**Given data:**
--- START ---

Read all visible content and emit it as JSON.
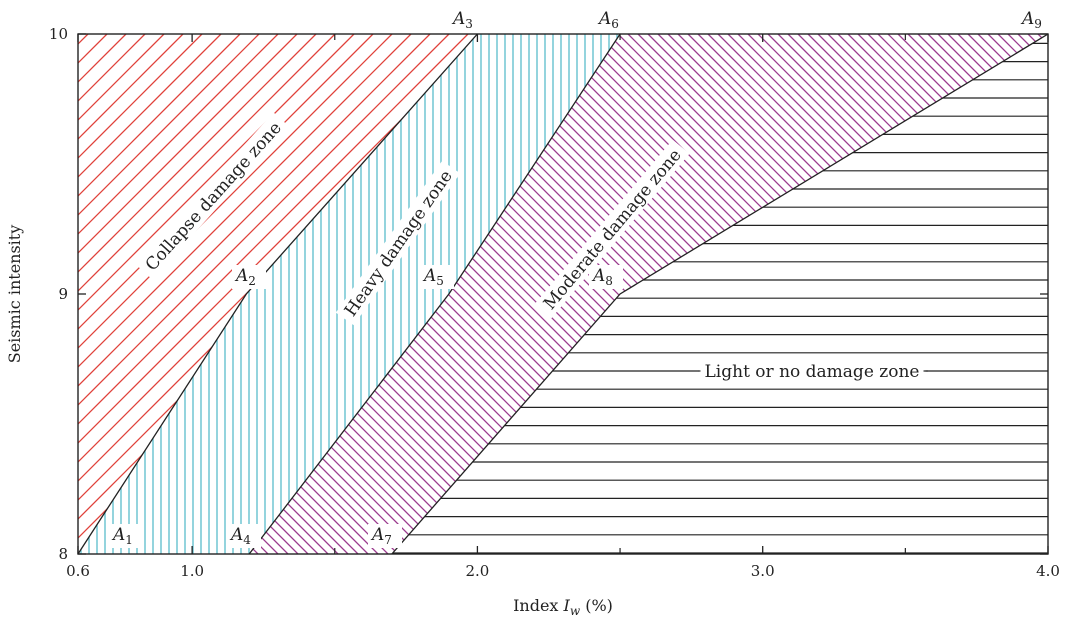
{
  "chart_data": {
    "type": "area",
    "title": "",
    "xlabel": "Index I_w (%)",
    "xlabel_parts": {
      "prefix": "Index ",
      "var": "I",
      "sub": "w",
      "suffix": " (%)"
    },
    "ylabel": "Seismic intensity",
    "xlim": [
      0.6,
      4.0
    ],
    "ylim": [
      8,
      10
    ],
    "x_tick_values": [
      0.6,
      1.0,
      2.0,
      3.0,
      4.0
    ],
    "x_tick_labels": [
      "0.6",
      "1.0",
      "2.0",
      "3.0",
      "4.0"
    ],
    "x_minor_ticks": [
      1.5,
      2.5,
      3.5
    ],
    "y_tick_values": [
      8,
      9,
      10
    ],
    "y_tick_labels": [
      "8",
      "9",
      "10"
    ],
    "grid": false,
    "boundaries": [
      {
        "points": [
          [
            0.6,
            8.0
          ],
          [
            1.19,
            9.0
          ],
          [
            2.0,
            10.0
          ]
        ],
        "labels": [
          "A1",
          "A2",
          "A3"
        ]
      },
      {
        "points": [
          [
            1.2,
            8.0
          ],
          [
            1.9,
            9.0
          ],
          [
            2.5,
            10.0
          ]
        ],
        "labels": [
          "A4",
          "A5",
          "A6"
        ]
      },
      {
        "points": [
          [
            1.7,
            8.0
          ],
          [
            2.5,
            9.0
          ],
          [
            4.0,
            10.0
          ]
        ],
        "labels": [
          "A7",
          "A8",
          "A9"
        ]
      }
    ],
    "zones": [
      {
        "name": "Collapse damage zone",
        "hatch": "diagonal",
        "color": "#e0413a"
      },
      {
        "name": "Heavy damage zone",
        "hatch": "vertical",
        "color": "#5bbccb"
      },
      {
        "name": "Moderate damage zone",
        "hatch": "diagonal-reverse",
        "color": "#9b3a8e"
      },
      {
        "name": "Light or no damage zone",
        "hatch": "horizontal",
        "color": "#222222"
      }
    ],
    "point_labels": [
      {
        "id": "A1",
        "letter": "A",
        "sub": "1"
      },
      {
        "id": "A2",
        "letter": "A",
        "sub": "2"
      },
      {
        "id": "A3",
        "letter": "A",
        "sub": "3"
      },
      {
        "id": "A4",
        "letter": "A",
        "sub": "4"
      },
      {
        "id": "A5",
        "letter": "A",
        "sub": "5"
      },
      {
        "id": "A6",
        "letter": "A",
        "sub": "6"
      },
      {
        "id": "A7",
        "letter": "A",
        "sub": "7"
      },
      {
        "id": "A8",
        "letter": "A",
        "sub": "8"
      },
      {
        "id": "A9",
        "letter": "A",
        "sub": "9"
      }
    ]
  }
}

--- END ---

**Set exercise:**
Only a number is expected here: the count of lines in the listing that hold the string "damage".

**Answer to the problem:**
4